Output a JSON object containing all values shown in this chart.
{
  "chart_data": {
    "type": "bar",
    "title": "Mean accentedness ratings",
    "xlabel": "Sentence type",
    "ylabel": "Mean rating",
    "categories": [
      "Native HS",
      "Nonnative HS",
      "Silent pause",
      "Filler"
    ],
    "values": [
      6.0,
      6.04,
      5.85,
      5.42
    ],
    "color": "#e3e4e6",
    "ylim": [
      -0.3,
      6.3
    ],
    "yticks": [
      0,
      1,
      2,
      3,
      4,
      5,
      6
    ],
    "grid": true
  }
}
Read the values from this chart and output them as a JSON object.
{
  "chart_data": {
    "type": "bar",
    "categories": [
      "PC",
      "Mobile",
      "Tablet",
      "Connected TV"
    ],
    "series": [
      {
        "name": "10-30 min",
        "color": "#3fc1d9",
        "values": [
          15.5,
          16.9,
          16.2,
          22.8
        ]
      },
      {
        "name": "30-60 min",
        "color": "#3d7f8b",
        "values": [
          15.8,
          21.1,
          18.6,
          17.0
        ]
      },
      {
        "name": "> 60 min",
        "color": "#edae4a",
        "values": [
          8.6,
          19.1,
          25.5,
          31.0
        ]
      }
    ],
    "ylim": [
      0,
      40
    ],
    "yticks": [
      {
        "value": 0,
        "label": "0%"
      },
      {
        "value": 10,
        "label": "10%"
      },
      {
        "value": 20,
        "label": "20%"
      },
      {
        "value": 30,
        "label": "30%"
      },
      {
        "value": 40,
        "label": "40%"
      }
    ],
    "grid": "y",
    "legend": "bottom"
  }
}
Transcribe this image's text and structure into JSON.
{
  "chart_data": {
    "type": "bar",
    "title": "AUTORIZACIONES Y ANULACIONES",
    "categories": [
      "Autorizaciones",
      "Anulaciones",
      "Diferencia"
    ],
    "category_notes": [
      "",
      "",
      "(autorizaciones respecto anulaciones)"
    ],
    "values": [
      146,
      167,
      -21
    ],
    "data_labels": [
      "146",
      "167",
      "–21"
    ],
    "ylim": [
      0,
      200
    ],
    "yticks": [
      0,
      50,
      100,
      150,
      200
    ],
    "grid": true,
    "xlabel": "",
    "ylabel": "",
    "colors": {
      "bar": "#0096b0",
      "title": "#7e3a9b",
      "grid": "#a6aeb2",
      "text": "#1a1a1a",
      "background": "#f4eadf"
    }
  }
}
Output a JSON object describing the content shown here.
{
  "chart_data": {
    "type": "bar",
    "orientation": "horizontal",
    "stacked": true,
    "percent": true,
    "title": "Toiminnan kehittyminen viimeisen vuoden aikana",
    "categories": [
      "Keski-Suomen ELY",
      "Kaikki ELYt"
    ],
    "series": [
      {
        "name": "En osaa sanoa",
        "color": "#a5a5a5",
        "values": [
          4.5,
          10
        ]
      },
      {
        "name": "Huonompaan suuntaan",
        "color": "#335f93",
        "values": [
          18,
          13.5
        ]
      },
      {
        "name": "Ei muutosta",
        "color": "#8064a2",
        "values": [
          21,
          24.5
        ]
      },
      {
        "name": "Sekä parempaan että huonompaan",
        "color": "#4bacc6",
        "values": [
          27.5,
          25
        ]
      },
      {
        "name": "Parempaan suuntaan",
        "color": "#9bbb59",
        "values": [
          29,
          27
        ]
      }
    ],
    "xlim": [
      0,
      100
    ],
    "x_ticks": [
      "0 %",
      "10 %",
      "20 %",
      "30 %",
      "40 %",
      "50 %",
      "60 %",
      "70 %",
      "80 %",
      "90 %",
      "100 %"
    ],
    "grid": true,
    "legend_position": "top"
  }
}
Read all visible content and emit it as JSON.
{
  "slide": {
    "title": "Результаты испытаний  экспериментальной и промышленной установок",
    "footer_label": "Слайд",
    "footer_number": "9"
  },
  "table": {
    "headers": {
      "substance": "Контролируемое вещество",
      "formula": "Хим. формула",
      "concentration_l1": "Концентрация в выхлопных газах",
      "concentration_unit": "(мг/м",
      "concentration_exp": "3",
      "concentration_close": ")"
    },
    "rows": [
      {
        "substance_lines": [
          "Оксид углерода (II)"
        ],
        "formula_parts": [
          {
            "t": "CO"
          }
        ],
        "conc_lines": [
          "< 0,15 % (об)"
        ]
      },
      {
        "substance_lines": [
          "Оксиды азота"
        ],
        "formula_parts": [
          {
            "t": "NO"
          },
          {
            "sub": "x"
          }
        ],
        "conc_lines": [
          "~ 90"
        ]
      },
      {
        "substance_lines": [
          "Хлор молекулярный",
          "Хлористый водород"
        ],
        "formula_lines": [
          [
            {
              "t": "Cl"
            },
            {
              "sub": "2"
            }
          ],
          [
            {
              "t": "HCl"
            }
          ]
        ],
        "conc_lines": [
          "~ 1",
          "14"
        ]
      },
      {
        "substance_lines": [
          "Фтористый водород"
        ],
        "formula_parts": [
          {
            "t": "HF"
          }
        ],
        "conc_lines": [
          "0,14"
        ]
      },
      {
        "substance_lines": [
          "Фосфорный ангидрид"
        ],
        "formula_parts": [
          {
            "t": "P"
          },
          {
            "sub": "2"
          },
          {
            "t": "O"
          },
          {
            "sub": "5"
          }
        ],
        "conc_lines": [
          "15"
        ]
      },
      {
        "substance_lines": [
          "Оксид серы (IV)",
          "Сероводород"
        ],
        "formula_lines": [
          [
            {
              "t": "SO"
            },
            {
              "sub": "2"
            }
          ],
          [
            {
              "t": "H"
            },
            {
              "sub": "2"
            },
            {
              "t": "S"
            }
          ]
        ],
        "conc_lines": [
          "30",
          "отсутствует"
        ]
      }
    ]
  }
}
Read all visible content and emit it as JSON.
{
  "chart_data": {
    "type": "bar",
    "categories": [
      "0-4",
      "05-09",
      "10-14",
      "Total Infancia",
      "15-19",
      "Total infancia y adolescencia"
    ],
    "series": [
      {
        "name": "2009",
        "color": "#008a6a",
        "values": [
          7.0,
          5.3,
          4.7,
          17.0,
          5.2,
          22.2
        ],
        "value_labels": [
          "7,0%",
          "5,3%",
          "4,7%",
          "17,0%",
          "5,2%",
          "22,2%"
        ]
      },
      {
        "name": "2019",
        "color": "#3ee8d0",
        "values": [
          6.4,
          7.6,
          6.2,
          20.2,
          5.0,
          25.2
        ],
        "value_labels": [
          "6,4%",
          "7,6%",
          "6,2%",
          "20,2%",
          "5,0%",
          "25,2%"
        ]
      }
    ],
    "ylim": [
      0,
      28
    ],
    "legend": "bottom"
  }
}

## [What you are asked to do]
Extract all of the material exactly as it is written.

## [Full response]
Output a JSON object containing all values shown in this chart.
{
  "chart_data": {
    "type": "bar",
    "title": "Mean accentedness ratings",
    "xlabel": "Sentence type",
    "ylabel": "Mean rating",
    "categories": [
      "Native HS",
      "Nonnative HS",
      "Silent pause",
      "Filler"
    ],
    "values": [
      6.0,
      6.04,
      5.85,
      5.42
    ],
    "color": "#e3e4e6",
    "ylim": [
      -0.3,
      6.3
    ],
    "yticks": [
      0,
      1,
      2,
      3,
      4,
      5,
      6
    ],
    "grid": true
  }
}
Read the values from this chart and output them as a JSON object.
{
  "chart_data": {
    "type": "bar",
    "categories": [
      "PC",
      "Mobile",
      "Tablet",
      "Connected TV"
    ],
    "series": [
      {
        "name": "10-30 min",
        "color": "#3fc1d9",
        "values": [
          15.5,
          16.9,
          16.2,
          22.8
        ]
      },
      {
        "name": "30-60 min",
        "color": "#3d7f8b",
        "values": [
          15.8,
          21.1,
          18.6,
          17.0
        ]
      },
      {
        "name": "> 60 min",
        "color": "#edae4a",
        "values": [
          8.6,
          19.1,
          25.5,
          31.0
        ]
      }
    ],
    "ylim": [
      0,
      40
    ],
    "yticks": [
      {
        "value": 0,
        "label": "0%"
      },
      {
        "value": 10,
        "label": "10%"
      },
      {
        "value": 20,
        "label": "20%"
      },
      {
        "value": 30,
        "label": "30%"
      },
      {
        "value": 40,
        "label": "40%"
      }
    ],
    "grid": "y",
    "legend": "bottom"
  }
}
Transcribe this image's text and structure into JSON.
{
  "chart_data": {
    "type": "bar",
    "title": "AUTORIZACIONES Y ANULACIONES",
    "categories": [
      "Autorizaciones",
      "Anulaciones",
      "Diferencia"
    ],
    "category_notes": [
      "",
      "",
      "(autorizaciones respecto anulaciones)"
    ],
    "values": [
      146,
      167,
      -21
    ],
    "data_labels": [
      "146",
      "167",
      "–21"
    ],
    "ylim": [
      0,
      200
    ],
    "yticks": [
      0,
      50,
      100,
      150,
      200
    ],
    "grid": true,
    "xlabel": "",
    "ylabel": "",
    "colors": {
      "bar": "#0096b0",
      "title": "#7e3a9b",
      "grid": "#a6aeb2",
      "text": "#1a1a1a",
      "background": "#f4eadf"
    }
  }
}
Output a JSON object describing the content shown here.
{
  "chart_data": {
    "type": "bar",
    "orientation": "horizontal",
    "stacked": true,
    "percent": true,
    "title": "Toiminnan kehittyminen viimeisen vuoden aikana",
    "categories": [
      "Keski-Suomen ELY",
      "Kaikki ELYt"
    ],
    "series": [
      {
        "name": "En osaa sanoa",
        "color": "#a5a5a5",
        "values": [
          4.5,
          10
        ]
      },
      {
        "name": "Huonompaan suuntaan",
        "color": "#335f93",
        "values": [
          18,
          13.5
        ]
      },
      {
        "name": "Ei muutosta",
        "color": "#8064a2",
        "values": [
          21,
          24.5
        ]
      },
      {
        "name": "Sekä parempaan että huonompaan",
        "color": "#4bacc6",
        "values": [
          27.5,
          25
        ]
      },
      {
        "name": "Parempaan suuntaan",
        "color": "#9bbb59",
        "values": [
          29,
          27
        ]
      }
    ],
    "xlim": [
      0,
      100
    ],
    "x_ticks": [
      "0 %",
      "10 %",
      "20 %",
      "30 %",
      "40 %",
      "50 %",
      "60 %",
      "70 %",
      "80 %",
      "90 %",
      "100 %"
    ],
    "grid": true,
    "legend_position": "top"
  }
}
Read all visible content and emit it as JSON.
{
  "slide": {
    "title": "Результаты испытаний  экспериментальной и промышленной установок",
    "footer_label": "Слайд",
    "footer_number": "9"
  },
  "table": {
    "headers": {
      "substance": "Контролируемое вещество",
      "formula": "Хим. формула",
      "concentration_l1": "Концентрация в выхлопных газах",
      "concentration_unit": "(мг/м",
      "concentration_exp": "3",
      "concentration_close": ")"
    },
    "rows": [
      {
        "substance_lines": [
          "Оксид углерода (II)"
        ],
        "formula_parts": [
          {
            "t": "CO"
          }
        ],
        "conc_lines": [
          "< 0,15 % (об)"
        ]
      },
      {
        "substance_lines": [
          "Оксиды азота"
        ],
        "formula_parts": [
          {
            "t": "NO"
          },
          {
            "sub": "x"
          }
        ],
        "conc_lines": [
          "~ 90"
        ]
      },
      {
        "substance_lines": [
          "Хлор молекулярный",
          "Хлористый водород"
        ],
        "formula_lines": [
          [
            {
              "t": "Cl"
            },
            {
              "sub": "2"
            }
          ],
          [
            {
              "t": "HCl"
            }
          ]
        ],
        "conc_lines": [
          "~ 1",
          "14"
        ]
      },
      {
        "substance_lines": [
          "Фтористый водород"
        ],
        "formula_parts": [
          {
            "t": "HF"
          }
        ],
        "conc_lines": [
          "0,14"
        ]
      },
      {
        "substance_lines": [
          "Фосфорный ангидрид"
        ],
        "formula_parts": [
          {
            "t": "P"
          },
          {
            "sub": "2"
          },
          {
            "t": "O"
          },
          {
            "sub": "5"
          }
        ],
        "conc_lines": [
          "15"
        ]
      },
      {
        "substance_lines": [
          "Оксид серы (IV)",
          "Сероводород"
        ],
        "formula_lines": [
          [
            {
              "t": "SO"
            },
            {
              "sub": "2"
            }
          ],
          [
            {
              "t": "H"
            },
            {
              "sub": "2"
            },
            {
              "t": "S"
            }
          ]
        ],
        "conc_lines": [
          "30",
          "отсутствует"
        ]
      }
    ]
  }
}
Read all visible content and emit it as JSON.
{
  "chart_data": {
    "type": "bar",
    "categories": [
      "0-4",
      "05-09",
      "10-14",
      "Total Infancia",
      "15-19",
      "Total infancia y adolescencia"
    ],
    "series": [
      {
        "name": "2009",
        "color": "#008a6a",
        "values": [
          7.0,
          5.3,
          4.7,
          17.0,
          5.2,
          22.2
        ],
        "value_labels": [
          "7,0%",
          "5,3%",
          "4,7%",
          "17,0%",
          "5,2%",
          "22,2%"
        ]
      },
      {
        "name": "2019",
        "color": "#3ee8d0",
        "values": [
          6.4,
          7.6,
          6.2,
          20.2,
          5.0,
          25.2
        ],
        "value_labels": [
          "6,4%",
          "7,6%",
          "6,2%",
          "20,2%",
          "5,0%",
          "25,2%"
        ]
      }
    ],
    "ylim": [
      0,
      28
    ],
    "legend": "bottom"
  }
}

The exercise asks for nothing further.